▸ **WHAT THE EXERCISE ASKS**
Copy the items from the very start through the line containing "In FIG. 2, the dog D4 is at (163, 92).", swapping "front elevation" for "front view" and keeping everything else the same.

● ● ● ●

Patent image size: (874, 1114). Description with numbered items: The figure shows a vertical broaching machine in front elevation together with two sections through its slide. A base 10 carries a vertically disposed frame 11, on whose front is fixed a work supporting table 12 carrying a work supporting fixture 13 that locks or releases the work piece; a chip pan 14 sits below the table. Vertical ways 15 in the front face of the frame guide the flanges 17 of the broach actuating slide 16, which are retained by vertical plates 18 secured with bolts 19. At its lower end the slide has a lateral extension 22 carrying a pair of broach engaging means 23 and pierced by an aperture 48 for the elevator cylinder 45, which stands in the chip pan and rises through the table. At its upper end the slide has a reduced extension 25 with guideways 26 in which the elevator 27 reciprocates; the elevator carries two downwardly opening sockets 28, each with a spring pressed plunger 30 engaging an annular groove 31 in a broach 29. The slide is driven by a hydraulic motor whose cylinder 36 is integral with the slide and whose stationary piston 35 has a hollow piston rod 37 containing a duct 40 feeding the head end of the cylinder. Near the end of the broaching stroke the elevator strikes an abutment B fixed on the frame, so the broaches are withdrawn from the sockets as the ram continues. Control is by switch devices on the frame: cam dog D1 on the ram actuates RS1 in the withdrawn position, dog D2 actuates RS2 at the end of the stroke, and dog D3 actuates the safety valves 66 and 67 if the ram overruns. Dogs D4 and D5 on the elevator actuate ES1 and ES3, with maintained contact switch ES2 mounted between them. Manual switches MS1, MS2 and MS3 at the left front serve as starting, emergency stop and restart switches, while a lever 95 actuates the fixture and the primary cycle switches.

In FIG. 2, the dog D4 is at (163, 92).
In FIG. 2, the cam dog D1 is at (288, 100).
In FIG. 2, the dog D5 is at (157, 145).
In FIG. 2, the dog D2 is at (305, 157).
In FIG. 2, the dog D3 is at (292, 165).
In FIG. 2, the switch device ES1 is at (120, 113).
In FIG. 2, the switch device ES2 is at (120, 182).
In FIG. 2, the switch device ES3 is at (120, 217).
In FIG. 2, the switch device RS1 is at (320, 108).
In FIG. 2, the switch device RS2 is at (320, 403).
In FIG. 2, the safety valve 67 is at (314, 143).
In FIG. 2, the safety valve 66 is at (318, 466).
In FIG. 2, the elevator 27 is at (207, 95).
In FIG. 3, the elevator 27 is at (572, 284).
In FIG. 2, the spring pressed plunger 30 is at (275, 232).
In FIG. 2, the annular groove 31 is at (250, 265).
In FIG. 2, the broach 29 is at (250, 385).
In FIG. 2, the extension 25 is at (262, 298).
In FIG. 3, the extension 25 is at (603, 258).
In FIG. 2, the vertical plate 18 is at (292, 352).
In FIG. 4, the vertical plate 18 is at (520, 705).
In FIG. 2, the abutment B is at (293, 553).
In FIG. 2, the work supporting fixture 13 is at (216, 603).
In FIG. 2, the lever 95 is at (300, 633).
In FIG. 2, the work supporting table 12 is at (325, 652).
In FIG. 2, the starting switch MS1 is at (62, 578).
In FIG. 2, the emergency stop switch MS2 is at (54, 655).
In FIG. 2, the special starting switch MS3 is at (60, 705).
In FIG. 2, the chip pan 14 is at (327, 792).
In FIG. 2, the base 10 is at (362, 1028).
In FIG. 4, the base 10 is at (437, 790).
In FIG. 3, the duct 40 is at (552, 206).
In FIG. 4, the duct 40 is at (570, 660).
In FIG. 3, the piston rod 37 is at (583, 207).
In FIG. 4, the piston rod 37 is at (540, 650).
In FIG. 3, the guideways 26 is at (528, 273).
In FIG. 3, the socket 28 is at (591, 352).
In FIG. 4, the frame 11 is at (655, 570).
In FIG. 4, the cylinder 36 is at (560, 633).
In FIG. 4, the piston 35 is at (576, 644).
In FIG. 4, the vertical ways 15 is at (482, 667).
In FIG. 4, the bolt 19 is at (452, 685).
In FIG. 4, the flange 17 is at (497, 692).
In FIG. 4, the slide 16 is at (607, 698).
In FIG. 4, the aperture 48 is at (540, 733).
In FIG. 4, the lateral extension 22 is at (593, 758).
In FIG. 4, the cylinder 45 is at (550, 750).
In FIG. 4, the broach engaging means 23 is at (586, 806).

● ● ● ●

▸ **TASK SOLUTION**
Patent image size: (874, 1114). Description with numbered items: The figure shows a vertical broaching machine in front view together with two sections through its slide. A base 10 carries a vertically disposed frame 11, on whose front is fixed a work supporting table 12 carrying a work supporting fixture 13 that locks or releases the work piece; a chip pan 14 sits below the table. Vertical ways 15 in the front face of the frame guide the flanges 17 of the broach actuating slide 16, which are retained by vertical plates 18 secured with bolts 19. At its lower end the slide has a lateral extension 22 carrying a pair of broach engaging means 23 and pierced by an aperture 48 for the elevator cylinder 45, which stands in the chip pan and rises through the table. At its upper end the slide has a reduced extension 25 with guideways 26 in which the elevator 27 reciprocates; the elevator carries two downwardly opening sockets 28, each with a spring pressed plunger 30 engaging an annular groove 31 in a broach 29. The slide is driven by a hydraulic motor whose cylinder 36 is integral with the slide and whose stationary piston 35 has a hollow piston rod 37 containing a duct 40 feeding the head end of the cylinder. Near the end of the broaching stroke the elevator strikes an abutment B fixed on the frame, so the broaches are withdrawn from the sockets as the ram continues. Control is by switch devices on the frame: cam dog D1 on the ram actuates RS1 in the withdrawn position, dog D2 actuates RS2 at the end of the stroke, and dog D3 actuates the safety valves 66 and 67 if the ram overruns. Dogs D4 and D5 on the elevator actuate ES1 and ES3, with maintained contact switch ES2 mounted between them. Manual switches MS1, MS2 and MS3 at the left front serve as starting, emergency stop and restart switches, while a lever 95 actuates the fixture and the primary cycle switches.

In FIG. 2, the dog D4 is at (163, 92).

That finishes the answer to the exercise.